### Exercise directions
Every line of the listing must be reproduced as it stands. Leave the images behind.

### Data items
═══
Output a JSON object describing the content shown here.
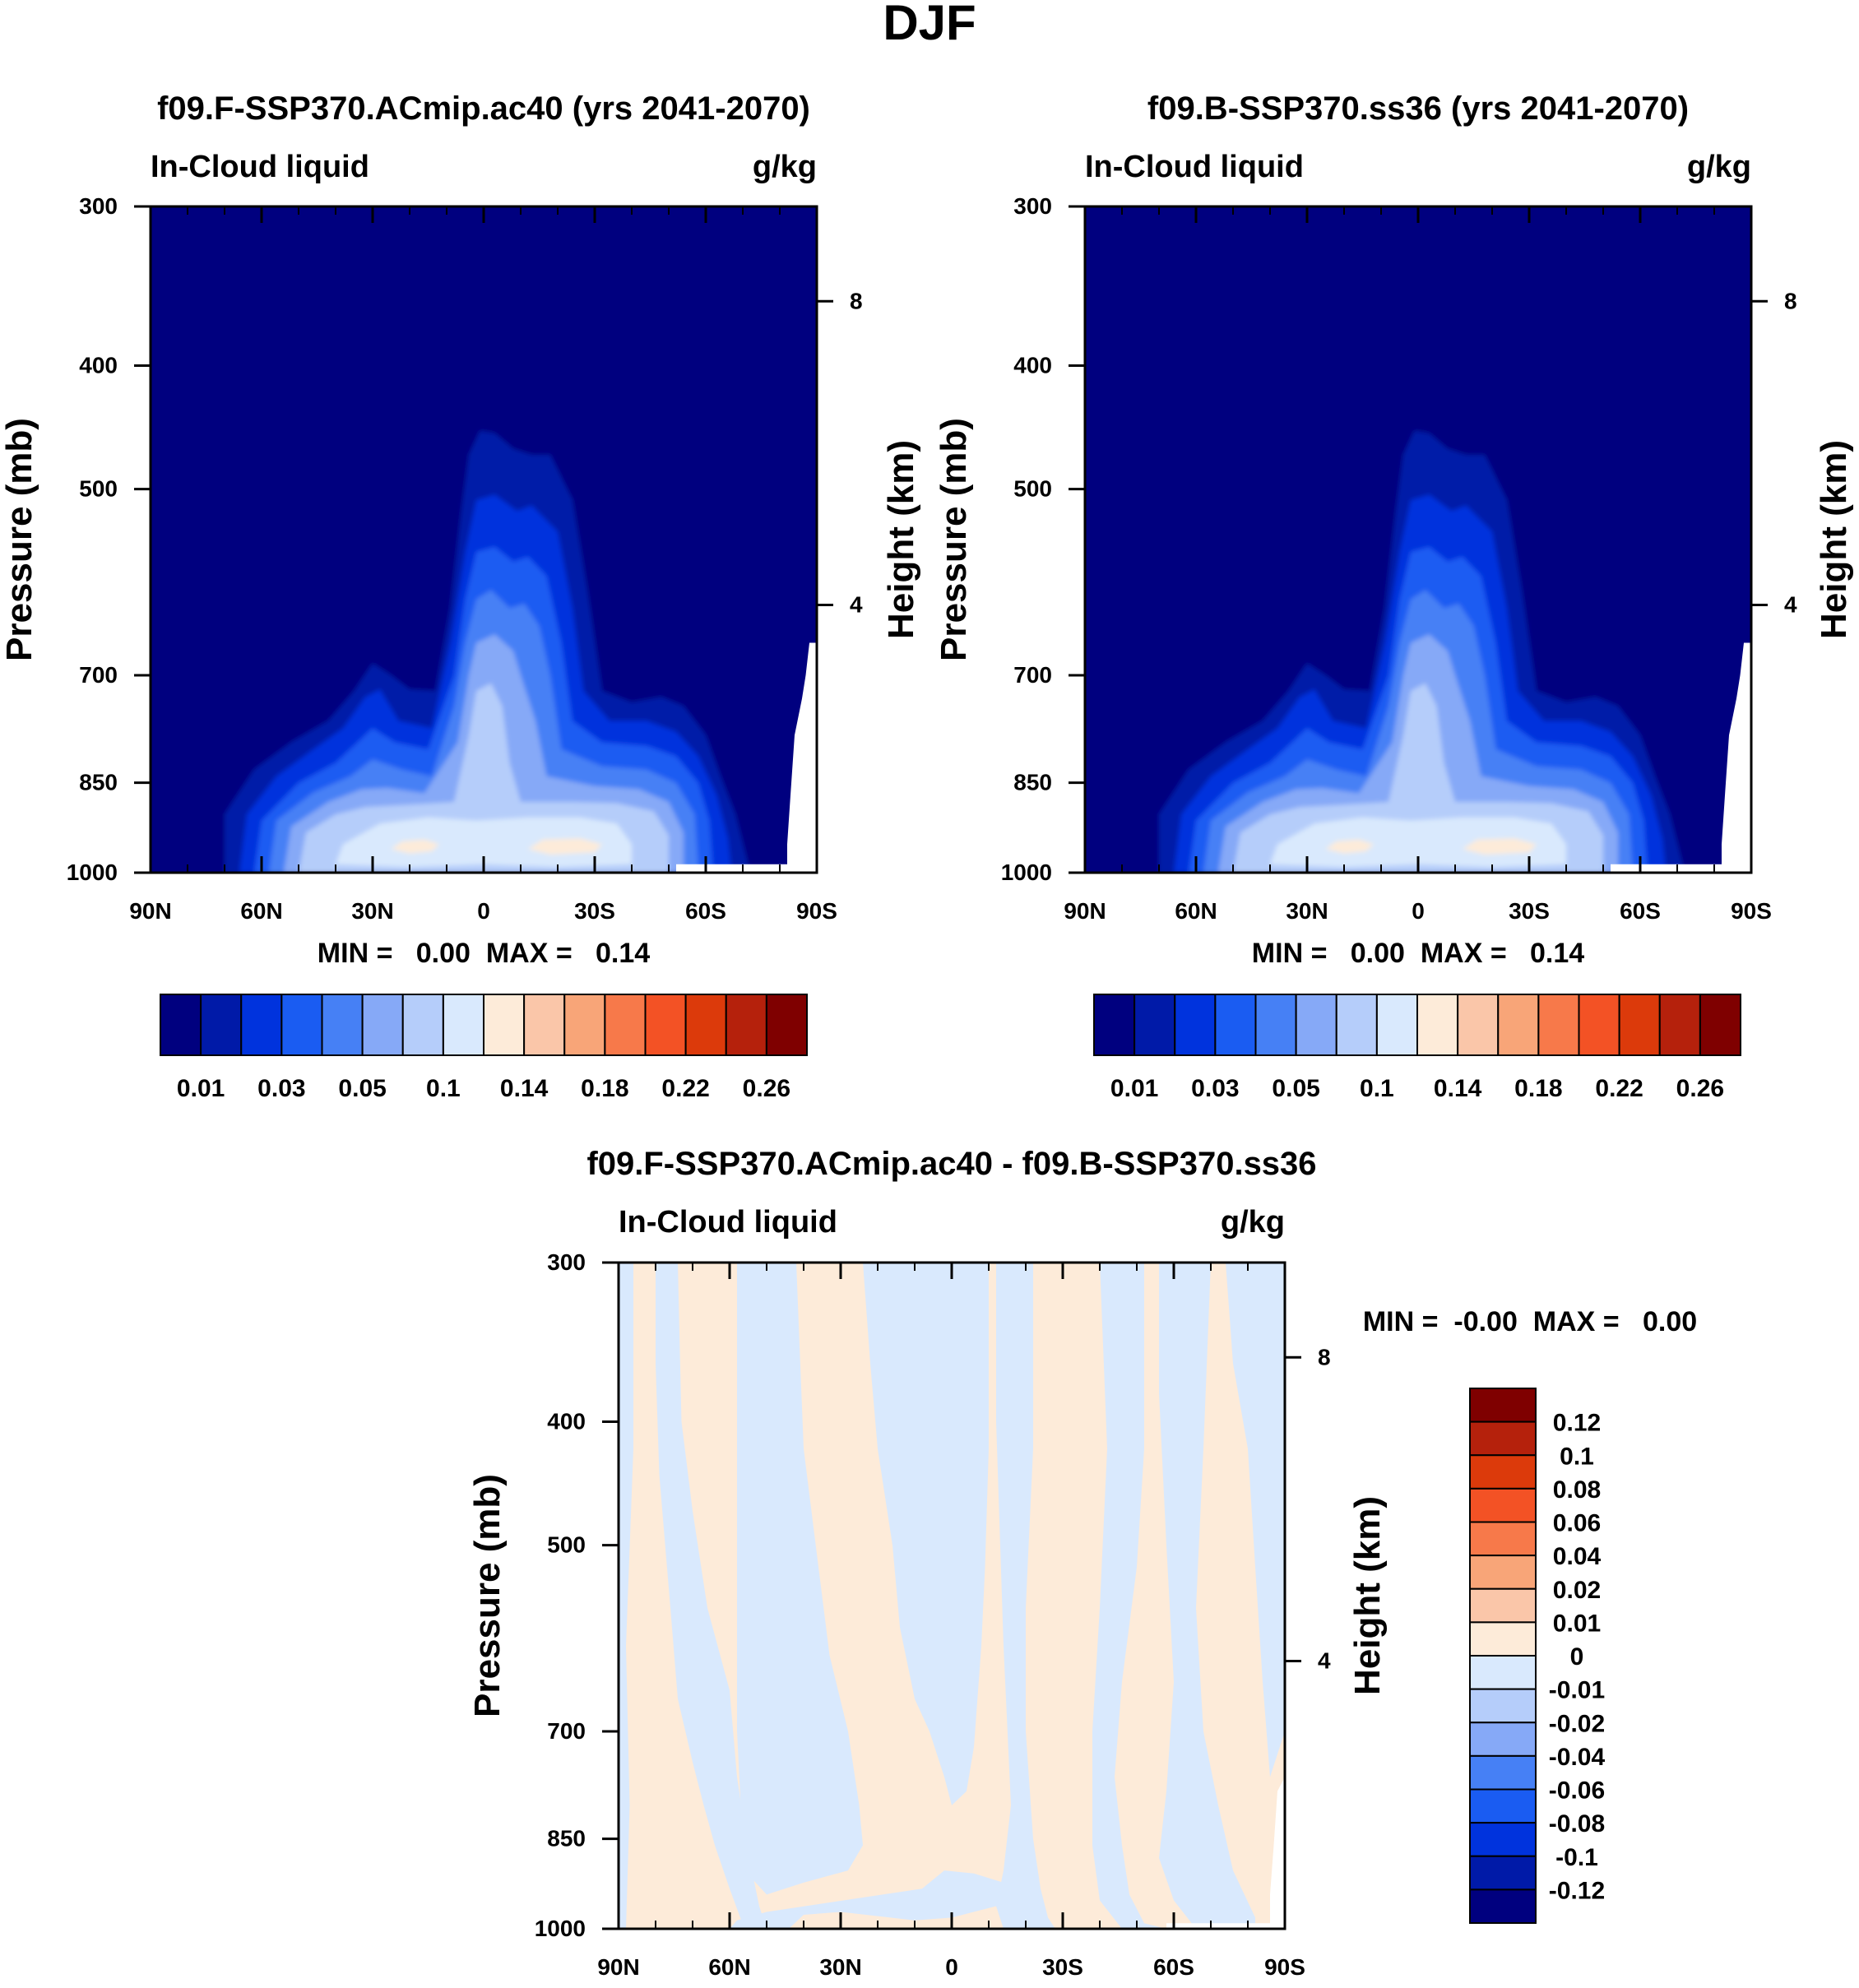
{
  "figure": {
    "title": "DJF"
  },
  "colors": {
    "abs_levels": [
      "#00007f",
      "#001aa8",
      "#0033dd",
      "#1a5cf2",
      "#4680f5",
      "#86a9f7",
      "#b5cdfa",
      "#d9e9fd",
      "#fdebd9",
      "#fac6a9",
      "#f8a578",
      "#f7794a",
      "#f35225",
      "#dc3a0b",
      "#b5210c",
      "#7f0000"
    ],
    "diff_levels": [
      "#00007f",
      "#001aa8",
      "#0033dd",
      "#1a5cf2",
      "#4680f5",
      "#86a9f7",
      "#b5cdfa",
      "#d9e9fd",
      "#fdebd9",
      "#fac6a9",
      "#f8a578",
      "#f7794a",
      "#f35225",
      "#dc3a0b",
      "#b5210c",
      "#7f0000"
    ]
  },
  "panels": [
    {
      "title": "f09.F-SSP370.ACmip.ac40 (yrs 2041-2070)",
      "left_label": "In-Cloud liquid",
      "right_label": "g/kg",
      "ylabel": "Pressure (mb)",
      "ylabel_right": "Height (km)",
      "minmax": "MIN =   0.00  MAX =   0.14",
      "colorbar_labels": [
        "0.01",
        "0.03",
        "0.05",
        "0.1",
        "0.14",
        "0.18",
        "0.22",
        "0.26"
      ]
    },
    {
      "title": "f09.B-SSP370.ss36 (yrs 2041-2070)",
      "left_label": "In-Cloud liquid",
      "right_label": "g/kg",
      "ylabel": "Pressure (mb)",
      "ylabel_right": "Height (km)",
      "minmax": "MIN =   0.00  MAX =   0.14",
      "colorbar_labels": [
        "0.01",
        "0.03",
        "0.05",
        "0.1",
        "0.14",
        "0.18",
        "0.22",
        "0.26"
      ]
    },
    {
      "title": "f09.F-SSP370.ACmip.ac40 - f09.B-SSP370.ss36",
      "left_label": "In-Cloud liquid",
      "right_label": "g/kg",
      "ylabel": "Pressure (mb)",
      "ylabel_right": "Height (km)",
      "minmax": "MIN =  -0.00  MAX =   0.00",
      "colorbar_labels": [
        "0.12",
        "0.1",
        "0.08",
        "0.06",
        "0.04",
        "0.02",
        "0.01",
        "0",
        "-0.01",
        "-0.02",
        "-0.04",
        "-0.06",
        "-0.08",
        "-0.1",
        "-0.12"
      ]
    }
  ],
  "chart_data": [
    {
      "type": "heatmap",
      "title": "f09.F-SSP370.ACmip.ac40 (yrs 2041-2070)",
      "variable": "In-Cloud liquid",
      "units": "g/kg",
      "xlabel": "",
      "ylabel": "Pressure (mb)",
      "y2label": "Height (km)",
      "x_ticks": [
        "90N",
        "60N",
        "30N",
        "0",
        "30S",
        "60S",
        "90S"
      ],
      "y_ticks": [
        300,
        400,
        500,
        700,
        850,
        1000
      ],
      "y2_ticks": [
        8,
        4
      ],
      "xlim": [
        -90,
        90
      ],
      "ylim": [
        1000,
        300
      ],
      "levels": [
        0.01,
        0.02,
        0.03,
        0.04,
        0.05,
        0.07,
        0.1,
        0.12,
        0.14,
        0.16,
        0.18,
        0.2,
        0.22,
        0.24,
        0.26
      ],
      "min": 0.0,
      "max": 0.14
    },
    {
      "type": "heatmap",
      "title": "f09.B-SSP370.ss36 (yrs 2041-2070)",
      "variable": "In-Cloud liquid",
      "units": "g/kg",
      "xlabel": "",
      "ylabel": "Pressure (mb)",
      "y2label": "Height (km)",
      "x_ticks": [
        "90N",
        "60N",
        "30N",
        "0",
        "30S",
        "60S",
        "90S"
      ],
      "y_ticks": [
        300,
        400,
        500,
        700,
        850,
        1000
      ],
      "y2_ticks": [
        8,
        4
      ],
      "xlim": [
        -90,
        90
      ],
      "ylim": [
        1000,
        300
      ],
      "levels": [
        0.01,
        0.02,
        0.03,
        0.04,
        0.05,
        0.07,
        0.1,
        0.12,
        0.14,
        0.16,
        0.18,
        0.2,
        0.22,
        0.24,
        0.26
      ],
      "min": 0.0,
      "max": 0.14
    },
    {
      "type": "heatmap",
      "title": "f09.F-SSP370.ACmip.ac40 - f09.B-SSP370.ss36",
      "variable": "In-Cloud liquid",
      "units": "g/kg",
      "xlabel": "",
      "ylabel": "Pressure (mb)",
      "y2label": "Height (km)",
      "x_ticks": [
        "90N",
        "60N",
        "30N",
        "0",
        "30S",
        "60S",
        "90S"
      ],
      "y_ticks": [
        300,
        400,
        500,
        700,
        850,
        1000
      ],
      "y2_ticks": [
        8,
        4
      ],
      "xlim": [
        -90,
        90
      ],
      "ylim": [
        1000,
        300
      ],
      "levels": [
        -0.12,
        -0.1,
        -0.08,
        -0.06,
        -0.04,
        -0.02,
        -0.01,
        0,
        0.01,
        0.02,
        0.04,
        0.06,
        0.08,
        0.1,
        0.12
      ],
      "min": -0.0,
      "max": 0.0
    }
  ]
}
═══
### Worked solution
Output a JSON object describing the content shown here.
{
  "figure": {
    "title": "DJF"
  },
  "colors": {
    "abs_levels": [
      "#00007f",
      "#001aa8",
      "#0033dd",
      "#1a5cf2",
      "#4680f5",
      "#86a9f7",
      "#b5cdfa",
      "#d9e9fd",
      "#fdebd9",
      "#fac6a9",
      "#f8a578",
      "#f7794a",
      "#f35225",
      "#dc3a0b",
      "#b5210c",
      "#7f0000"
    ],
    "diff_levels": [
      "#00007f",
      "#001aa8",
      "#0033dd",
      "#1a5cf2",
      "#4680f5",
      "#86a9f7",
      "#b5cdfa",
      "#d9e9fd",
      "#fdebd9",
      "#fac6a9",
      "#f8a578",
      "#f7794a",
      "#f35225",
      "#dc3a0b",
      "#b5210c",
      "#7f0000"
    ]
  },
  "panels": [
    {
      "title": "f09.F-SSP370.ACmip.ac40 (yrs 2041-2070)",
      "left_label": "In-Cloud liquid",
      "right_label": "g/kg",
      "ylabel": "Pressure (mb)",
      "ylabel_right": "Height (km)",
      "minmax": "MIN =   0.00  MAX =   0.14",
      "colorbar_labels": [
        "0.01",
        "0.03",
        "0.05",
        "0.1",
        "0.14",
        "0.18",
        "0.22",
        "0.26"
      ]
    },
    {
      "title": "f09.B-SSP370.ss36 (yrs 2041-2070)",
      "left_label": "In-Cloud liquid",
      "right_label": "g/kg",
      "ylabel": "Pressure (mb)",
      "ylabel_right": "Height (km)",
      "minmax": "MIN =   0.00  MAX =   0.14",
      "colorbar_labels": [
        "0.01",
        "0.03",
        "0.05",
        "0.1",
        "0.14",
        "0.18",
        "0.22",
        "0.26"
      ]
    },
    {
      "title": "f09.F-SSP370.ACmip.ac40 - f09.B-SSP370.ss36",
      "left_label": "In-Cloud liquid",
      "right_label": "g/kg",
      "ylabel": "Pressure (mb)",
      "ylabel_right": "Height (km)",
      "minmax": "MIN =  -0.00  MAX =   0.00",
      "colorbar_labels": [
        "0.12",
        "0.1",
        "0.08",
        "0.06",
        "0.04",
        "0.02",
        "0.01",
        "0",
        "-0.01",
        "-0.02",
        "-0.04",
        "-0.06",
        "-0.08",
        "-0.1",
        "-0.12"
      ]
    }
  ],
  "chart_data": [
    {
      "type": "heatmap",
      "title": "f09.F-SSP370.ACmip.ac40 (yrs 2041-2070)",
      "variable": "In-Cloud liquid",
      "units": "g/kg",
      "xlabel": "",
      "ylabel": "Pressure (mb)",
      "y2label": "Height (km)",
      "x_ticks": [
        "90N",
        "60N",
        "30N",
        "0",
        "30S",
        "60S",
        "90S"
      ],
      "y_ticks": [
        300,
        400,
        500,
        700,
        850,
        1000
      ],
      "y2_ticks": [
        8,
        4
      ],
      "xlim": [
        -90,
        90
      ],
      "ylim": [
        1000,
        300
      ],
      "levels": [
        0.01,
        0.02,
        0.03,
        0.04,
        0.05,
        0.07,
        0.1,
        0.12,
        0.14,
        0.16,
        0.18,
        0.2,
        0.22,
        0.24,
        0.26
      ],
      "min": 0.0,
      "max": 0.14
    },
    {
      "type": "heatmap",
      "title": "f09.B-SSP370.ss36 (yrs 2041-2070)",
      "variable": "In-Cloud liquid",
      "units": "g/kg",
      "xlabel": "",
      "ylabel": "Pressure (mb)",
      "y2label": "Height (km)",
      "x_ticks": [
        "90N",
        "60N",
        "30N",
        "0",
        "30S",
        "60S",
        "90S"
      ],
      "y_ticks": [
        300,
        400,
        500,
        700,
        850,
        1000
      ],
      "y2_ticks": [
        8,
        4
      ],
      "xlim": [
        -90,
        90
      ],
      "ylim": [
        1000,
        300
      ],
      "levels": [
        0.01,
        0.02,
        0.03,
        0.04,
        0.05,
        0.07,
        0.1,
        0.12,
        0.14,
        0.16,
        0.18,
        0.2,
        0.22,
        0.24,
        0.26
      ],
      "min": 0.0,
      "max": 0.14
    },
    {
      "type": "heatmap",
      "title": "f09.F-SSP370.ACmip.ac40 - f09.B-SSP370.ss36",
      "variable": "In-Cloud liquid",
      "units": "g/kg",
      "xlabel": "",
      "ylabel": "Pressure (mb)",
      "y2label": "Height (km)",
      "x_ticks": [
        "90N",
        "60N",
        "30N",
        "0",
        "30S",
        "60S",
        "90S"
      ],
      "y_ticks": [
        300,
        400,
        500,
        700,
        850,
        1000
      ],
      "y2_ticks": [
        8,
        4
      ],
      "xlim": [
        -90,
        90
      ],
      "ylim": [
        1000,
        300
      ],
      "levels": [
        -0.12,
        -0.1,
        -0.08,
        -0.06,
        -0.04,
        -0.02,
        -0.01,
        0,
        0.01,
        0.02,
        0.04,
        0.06,
        0.08,
        0.1,
        0.12
      ],
      "min": -0.0,
      "max": 0.0
    }
  ]
}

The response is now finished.